EXERCISE BRIEF :: Only the pictures are omitted; repeat all other data exactly.

MATERIAL FOR THIS TASK ::

•••••

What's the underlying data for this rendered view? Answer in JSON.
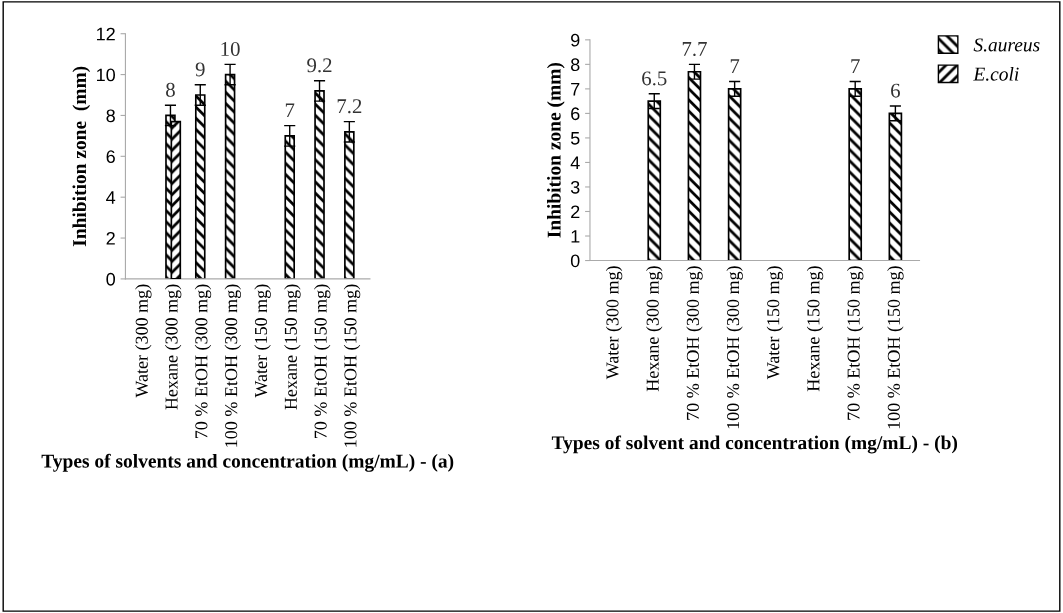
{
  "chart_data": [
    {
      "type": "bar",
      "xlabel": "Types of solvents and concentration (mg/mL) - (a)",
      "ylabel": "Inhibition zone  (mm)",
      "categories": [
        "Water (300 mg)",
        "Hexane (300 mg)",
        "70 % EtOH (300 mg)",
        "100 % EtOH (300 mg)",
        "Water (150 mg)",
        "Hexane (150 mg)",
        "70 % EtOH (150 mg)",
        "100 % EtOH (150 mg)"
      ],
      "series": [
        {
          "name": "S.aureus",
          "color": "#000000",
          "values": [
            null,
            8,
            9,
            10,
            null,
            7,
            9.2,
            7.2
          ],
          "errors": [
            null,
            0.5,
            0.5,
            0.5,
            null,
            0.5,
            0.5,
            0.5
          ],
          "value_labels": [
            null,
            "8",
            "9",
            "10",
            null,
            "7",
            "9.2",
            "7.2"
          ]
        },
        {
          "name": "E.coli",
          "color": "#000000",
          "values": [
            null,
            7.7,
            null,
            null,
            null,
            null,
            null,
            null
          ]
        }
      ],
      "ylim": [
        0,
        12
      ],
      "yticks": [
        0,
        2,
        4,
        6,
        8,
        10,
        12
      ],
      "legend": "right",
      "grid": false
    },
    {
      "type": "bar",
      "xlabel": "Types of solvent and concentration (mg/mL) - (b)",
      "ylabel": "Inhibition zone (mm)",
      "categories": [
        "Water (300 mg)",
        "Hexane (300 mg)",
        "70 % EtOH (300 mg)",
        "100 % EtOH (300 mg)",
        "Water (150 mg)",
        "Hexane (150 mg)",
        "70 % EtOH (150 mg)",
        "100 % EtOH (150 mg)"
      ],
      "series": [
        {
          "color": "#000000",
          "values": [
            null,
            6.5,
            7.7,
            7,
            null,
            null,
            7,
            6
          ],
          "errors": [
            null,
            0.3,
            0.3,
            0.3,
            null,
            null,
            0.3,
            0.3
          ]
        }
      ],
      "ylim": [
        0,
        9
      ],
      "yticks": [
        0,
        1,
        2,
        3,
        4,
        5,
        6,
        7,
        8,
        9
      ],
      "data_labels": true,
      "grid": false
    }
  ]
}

•••••

SOLUTION TO THIS EXERCISE ::
What's the underlying data for this rendered view? Answer in JSON.
{
  "chart_data": [
    {
      "type": "bar",
      "xlabel": "Types of solvents and concentration (mg/mL) - (a)",
      "ylabel": "Inhibition zone  (mm)",
      "categories": [
        "Water (300 mg)",
        "Hexane (300 mg)",
        "70 % EtOH (300 mg)",
        "100 % EtOH (300 mg)",
        "Water (150 mg)",
        "Hexane (150 mg)",
        "70 % EtOH (150 mg)",
        "100 % EtOH (150 mg)"
      ],
      "series": [
        {
          "name": "S.aureus",
          "color": "#000000",
          "values": [
            null,
            8,
            9,
            10,
            null,
            7,
            9.2,
            7.2
          ],
          "errors": [
            null,
            0.5,
            0.5,
            0.5,
            null,
            0.5,
            0.5,
            0.5
          ],
          "value_labels": [
            null,
            "8",
            "9",
            "10",
            null,
            "7",
            "9.2",
            "7.2"
          ]
        },
        {
          "name": "E.coli",
          "color": "#000000",
          "values": [
            null,
            7.7,
            null,
            null,
            null,
            null,
            null,
            null
          ]
        }
      ],
      "ylim": [
        0,
        12
      ],
      "yticks": [
        0,
        2,
        4,
        6,
        8,
        10,
        12
      ],
      "legend": "right",
      "grid": false
    },
    {
      "type": "bar",
      "xlabel": "Types of solvent and concentration (mg/mL) - (b)",
      "ylabel": "Inhibition zone (mm)",
      "categories": [
        "Water (300 mg)",
        "Hexane (300 mg)",
        "70 % EtOH (300 mg)",
        "100 % EtOH (300 mg)",
        "Water (150 mg)",
        "Hexane (150 mg)",
        "70 % EtOH (150 mg)",
        "100 % EtOH (150 mg)"
      ],
      "series": [
        {
          "color": "#000000",
          "values": [
            null,
            6.5,
            7.7,
            7,
            null,
            null,
            7,
            6
          ],
          "errors": [
            null,
            0.3,
            0.3,
            0.3,
            null,
            null,
            0.3,
            0.3
          ]
        }
      ],
      "ylim": [
        0,
        9
      ],
      "yticks": [
        0,
        1,
        2,
        3,
        4,
        5,
        6,
        7,
        8,
        9
      ],
      "data_labels": true,
      "grid": false
    }
  ]
}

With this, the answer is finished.